━━━ SUPPLIED MATERIAL ━━━
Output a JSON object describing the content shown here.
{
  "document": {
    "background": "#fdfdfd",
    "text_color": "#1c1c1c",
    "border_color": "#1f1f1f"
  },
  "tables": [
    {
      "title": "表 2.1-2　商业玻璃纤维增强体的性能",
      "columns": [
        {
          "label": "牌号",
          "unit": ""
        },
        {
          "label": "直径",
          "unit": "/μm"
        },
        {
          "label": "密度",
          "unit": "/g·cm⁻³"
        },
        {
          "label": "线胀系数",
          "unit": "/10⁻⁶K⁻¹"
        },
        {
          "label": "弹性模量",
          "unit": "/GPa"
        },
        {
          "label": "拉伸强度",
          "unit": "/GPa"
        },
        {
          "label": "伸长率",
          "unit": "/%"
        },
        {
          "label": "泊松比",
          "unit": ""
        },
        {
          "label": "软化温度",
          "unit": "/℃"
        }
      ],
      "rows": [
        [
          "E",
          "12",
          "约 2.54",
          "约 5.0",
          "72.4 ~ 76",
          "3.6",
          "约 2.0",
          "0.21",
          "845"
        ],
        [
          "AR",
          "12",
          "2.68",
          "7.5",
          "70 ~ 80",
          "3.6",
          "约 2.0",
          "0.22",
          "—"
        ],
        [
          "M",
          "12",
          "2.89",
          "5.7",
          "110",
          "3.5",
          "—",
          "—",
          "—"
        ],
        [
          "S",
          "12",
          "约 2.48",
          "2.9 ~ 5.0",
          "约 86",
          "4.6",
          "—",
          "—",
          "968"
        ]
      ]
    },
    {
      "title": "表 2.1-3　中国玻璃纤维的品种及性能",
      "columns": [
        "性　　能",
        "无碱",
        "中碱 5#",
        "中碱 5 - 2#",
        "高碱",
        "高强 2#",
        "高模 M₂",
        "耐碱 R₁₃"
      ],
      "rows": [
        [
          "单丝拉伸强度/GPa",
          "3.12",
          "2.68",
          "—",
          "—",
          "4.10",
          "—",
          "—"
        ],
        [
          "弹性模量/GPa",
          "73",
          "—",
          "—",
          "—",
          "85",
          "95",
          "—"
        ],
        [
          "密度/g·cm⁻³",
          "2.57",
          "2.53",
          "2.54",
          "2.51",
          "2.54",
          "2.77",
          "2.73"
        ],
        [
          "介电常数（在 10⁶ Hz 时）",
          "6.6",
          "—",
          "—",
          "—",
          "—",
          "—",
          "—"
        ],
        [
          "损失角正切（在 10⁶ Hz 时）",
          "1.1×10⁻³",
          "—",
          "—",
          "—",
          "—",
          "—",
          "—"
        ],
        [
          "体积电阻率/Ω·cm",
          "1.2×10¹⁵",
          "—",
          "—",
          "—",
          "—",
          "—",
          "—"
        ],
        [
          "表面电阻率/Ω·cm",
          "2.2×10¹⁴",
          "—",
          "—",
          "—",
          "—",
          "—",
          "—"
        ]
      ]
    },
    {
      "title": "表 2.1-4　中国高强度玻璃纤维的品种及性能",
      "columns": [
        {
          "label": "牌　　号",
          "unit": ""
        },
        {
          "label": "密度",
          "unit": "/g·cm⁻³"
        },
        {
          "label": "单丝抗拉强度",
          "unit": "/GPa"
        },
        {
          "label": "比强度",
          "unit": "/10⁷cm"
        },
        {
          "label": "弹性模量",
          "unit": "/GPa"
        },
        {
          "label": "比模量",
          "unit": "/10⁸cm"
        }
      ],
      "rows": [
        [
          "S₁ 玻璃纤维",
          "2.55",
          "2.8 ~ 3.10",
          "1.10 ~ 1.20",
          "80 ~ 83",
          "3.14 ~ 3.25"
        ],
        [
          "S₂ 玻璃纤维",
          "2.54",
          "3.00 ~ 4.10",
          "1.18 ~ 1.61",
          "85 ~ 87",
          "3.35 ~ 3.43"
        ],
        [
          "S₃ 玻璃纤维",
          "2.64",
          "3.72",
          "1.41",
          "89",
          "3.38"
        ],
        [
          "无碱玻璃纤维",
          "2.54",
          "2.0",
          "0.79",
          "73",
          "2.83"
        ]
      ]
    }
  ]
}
━━━
Output the entries verbatim.

_PROBLEM SOLUTION_
Output a JSON object describing the content shown here.
{
  "document": {
    "background": "#fdfdfd",
    "text_color": "#1c1c1c",
    "border_color": "#1f1f1f"
  },
  "tables": [
    {
      "title": "表 2.1-2　商业玻璃纤维增强体的性能",
      "columns": [
        {
          "label": "牌号",
          "unit": ""
        },
        {
          "label": "直径",
          "unit": "/μm"
        },
        {
          "label": "密度",
          "unit": "/g·cm⁻³"
        },
        {
          "label": "线胀系数",
          "unit": "/10⁻⁶K⁻¹"
        },
        {
          "label": "弹性模量",
          "unit": "/GPa"
        },
        {
          "label": "拉伸强度",
          "unit": "/GPa"
        },
        {
          "label": "伸长率",
          "unit": "/%"
        },
        {
          "label": "泊松比",
          "unit": ""
        },
        {
          "label": "软化温度",
          "unit": "/℃"
        }
      ],
      "rows": [
        [
          "E",
          "12",
          "约 2.54",
          "约 5.0",
          "72.4 ~ 76",
          "3.6",
          "约 2.0",
          "0.21",
          "845"
        ],
        [
          "AR",
          "12",
          "2.68",
          "7.5",
          "70 ~ 80",
          "3.6",
          "约 2.0",
          "0.22",
          "—"
        ],
        [
          "M",
          "12",
          "2.89",
          "5.7",
          "110",
          "3.5",
          "—",
          "—",
          "—"
        ],
        [
          "S",
          "12",
          "约 2.48",
          "2.9 ~ 5.0",
          "约 86",
          "4.6",
          "—",
          "—",
          "968"
        ]
      ]
    },
    {
      "title": "表 2.1-3　中国玻璃纤维的品种及性能",
      "columns": [
        "性　　能",
        "无碱",
        "中碱 5#",
        "中碱 5 - 2#",
        "高碱",
        "高强 2#",
        "高模 M₂",
        "耐碱 R₁₃"
      ],
      "rows": [
        [
          "单丝拉伸强度/GPa",
          "3.12",
          "2.68",
          "—",
          "—",
          "4.10",
          "—",
          "—"
        ],
        [
          "弹性模量/GPa",
          "73",
          "—",
          "—",
          "—",
          "85",
          "95",
          "—"
        ],
        [
          "密度/g·cm⁻³",
          "2.57",
          "2.53",
          "2.54",
          "2.51",
          "2.54",
          "2.77",
          "2.73"
        ],
        [
          "介电常数（在 10⁶ Hz 时）",
          "6.6",
          "—",
          "—",
          "—",
          "—",
          "—",
          "—"
        ],
        [
          "损失角正切（在 10⁶ Hz 时）",
          "1.1×10⁻³",
          "—",
          "—",
          "—",
          "—",
          "—",
          "—"
        ],
        [
          "体积电阻率/Ω·cm",
          "1.2×10¹⁵",
          "—",
          "—",
          "—",
          "—",
          "—",
          "—"
        ],
        [
          "表面电阻率/Ω·cm",
          "2.2×10¹⁴",
          "—",
          "—",
          "—",
          "—",
          "—",
          "—"
        ]
      ]
    },
    {
      "title": "表 2.1-4　中国高强度玻璃纤维的品种及性能",
      "columns": [
        {
          "label": "牌　　号",
          "unit": ""
        },
        {
          "label": "密度",
          "unit": "/g·cm⁻³"
        },
        {
          "label": "单丝抗拉强度",
          "unit": "/GPa"
        },
        {
          "label": "比强度",
          "unit": "/10⁷cm"
        },
        {
          "label": "弹性模量",
          "unit": "/GPa"
        },
        {
          "label": "比模量",
          "unit": "/10⁸cm"
        }
      ],
      "rows": [
        [
          "S₁ 玻璃纤维",
          "2.55",
          "2.8 ~ 3.10",
          "1.10 ~ 1.20",
          "80 ~ 83",
          "3.14 ~ 3.25"
        ],
        [
          "S₂ 玻璃纤维",
          "2.54",
          "3.00 ~ 4.10",
          "1.18 ~ 1.61",
          "85 ~ 87",
          "3.35 ~ 3.43"
        ],
        [
          "S₃ 玻璃纤维",
          "2.64",
          "3.72",
          "1.41",
          "89",
          "3.38"
        ],
        [
          "无碱玻璃纤维",
          "2.54",
          "2.0",
          "0.79",
          "73",
          "2.83"
        ]
      ]
    }
  ]
}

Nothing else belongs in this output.